**Stated exercise**:
Gather the lines from the material that contain "doğru".

====

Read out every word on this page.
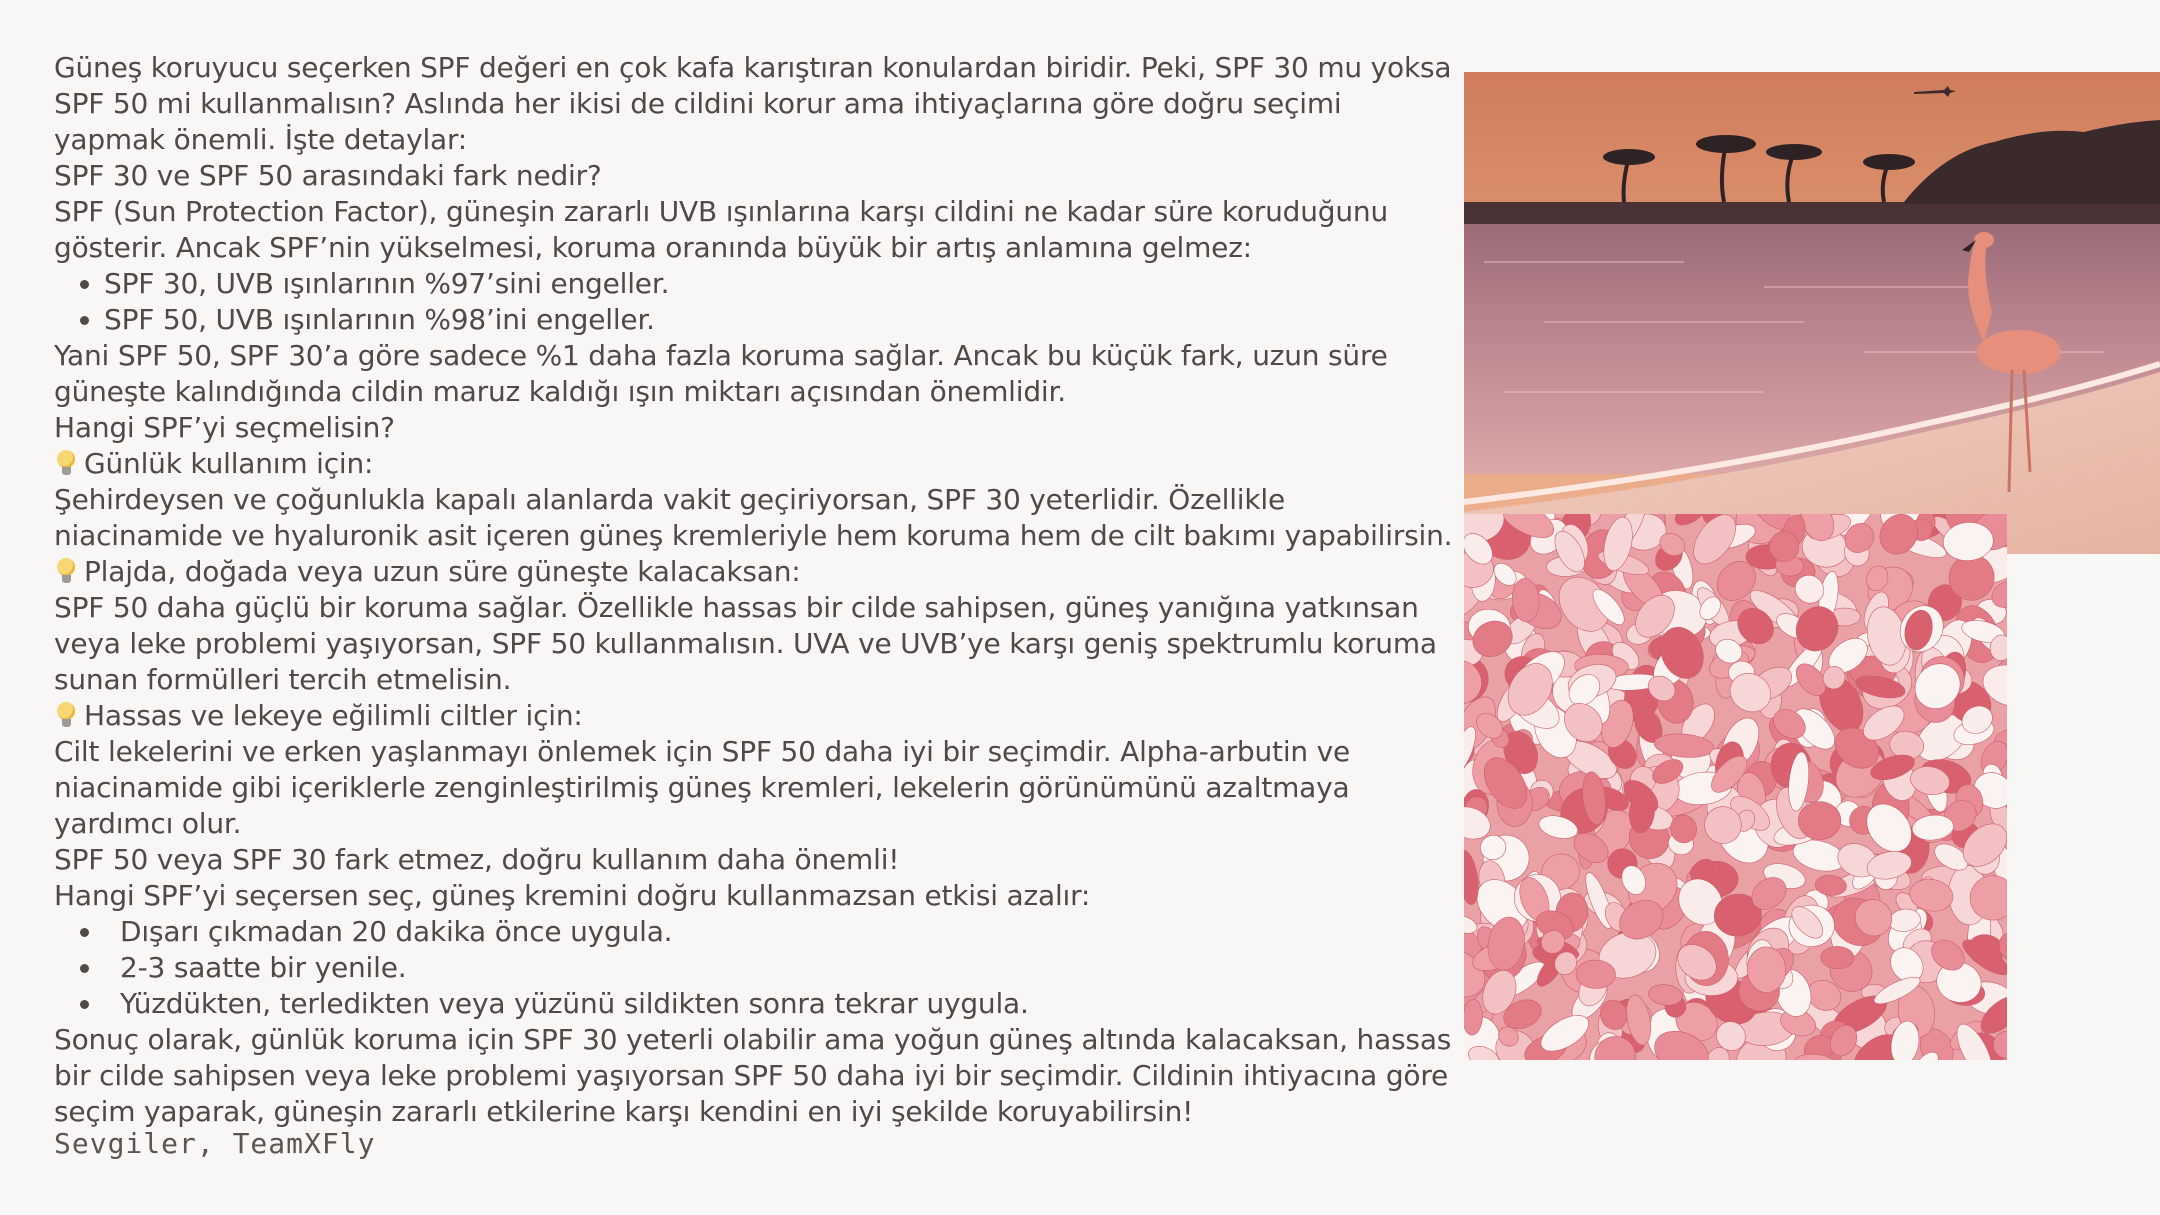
Güneş koruyucu seçerken SPF değeri en çok kafa karıştıran konulardan biridir. Peki, SPF 30 mu yoksa SPF 50 mi kullanmalısın? Aslında her ikisi de cildini korur ama ihtiyaçlarına göre doğru seçimi yapmak önemli. İşte detaylar:

SPF 30 ve SPF 50 arasındaki fark nedir?

SPF (Sun Protection Factor), güneşin zararlı UVB ışınlarına karşı cildini ne kadar süre koruduğunu gösterir. Ancak SPF’nin yükselmesi, koruma oranında büyük bir artış anlamına gelmez:

SPF 30, UVB ışınlarının %97’sini engeller.
SPF 50, UVB ışınlarının %98’ini engeller.

Yani SPF 50, SPF 30’a göre sadece %1 daha fazla koruma sağlar. Ancak bu küçük fark, uzun süre güneşte kalındığında cildin maruz kaldığı ışın miktarı açısından önemlidir.

Hangi SPF’yi seçmelisin?

Günlük kullanım için:

Şehirdeysen ve çoğunlukla kapalı alanlarda vakit geçiriyorsan, SPF 30 yeterlidir. Özellikle niacinamide ve hyaluronik asit içeren güneş kremleriyle hem koruma hem de cilt bakımı yapabilirsin.

Plajda, doğada veya uzun süre güneşte kalacaksan:

SPF 50 daha güçlü bir koruma sağlar. Özellikle hassas bir cilde sahipsen, güneş yanığına yatkınsan veya leke problemi yaşıyorsan, SPF 50 kullanmalısın. UVA ve UVB’ye karşı geniş spektrumlu koruma sunan formülleri tercih etmelisin.

Hassas ve lekeye eğilimli ciltler için:

Cilt lekelerini ve erken yaşlanmayı önlemek için SPF 50 daha iyi bir seçimdir. Alpha-arbutin ve niacinamide gibi içeriklerle zenginleştirilmiş güneş kremleri, lekelerin görünümünü azaltmaya yardımcı olur.

SPF 50 veya SPF 30 fark etmez, doğru kullanım daha önemli!

Hangi SPF’yi seçersen seç, güneş kremini doğru kullanmazsan etkisi azalır:

Dışarı çıkmadan 20 dakika önce uygula.
2-3 saatte bir yenile.
Yüzdükten, terledikten veya yüzünü sildikten sonra tekrar uygula.

Sonuç olarak, günlük koruma için SPF 30 yeterli olabilir ama yoğun güneş altında kalacaksan, hassas bir cilde sahipsen veya leke problemi yaşıyorsan SPF 50 daha iyi bir seçimdir. Cildinin ihtiyacına göre seçim yaparak, güneşin zararlı etkilerine karşı kendini en iyi şekilde koruyabilirsin!

Sevgiler, TeamXFly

====

**Output for this task**:
Güneş koruyucu seçerken SPF değeri en çok kafa karıştıran konulardan biridir. Peki, SPF 30 mu yoksa SPF 50 mi kullanmalısın? Aslında her ikisi de cildini korur ama ihtiyaçlarına göre doğru seçimi yapmak önemli. İşte detaylar:
SPF 50 veya SPF 30 fark etmez, doğru kullanım daha önemli!
Hangi SPF’yi seçersen seç, güneş kremini doğru kullanmazsan etkisi azalır:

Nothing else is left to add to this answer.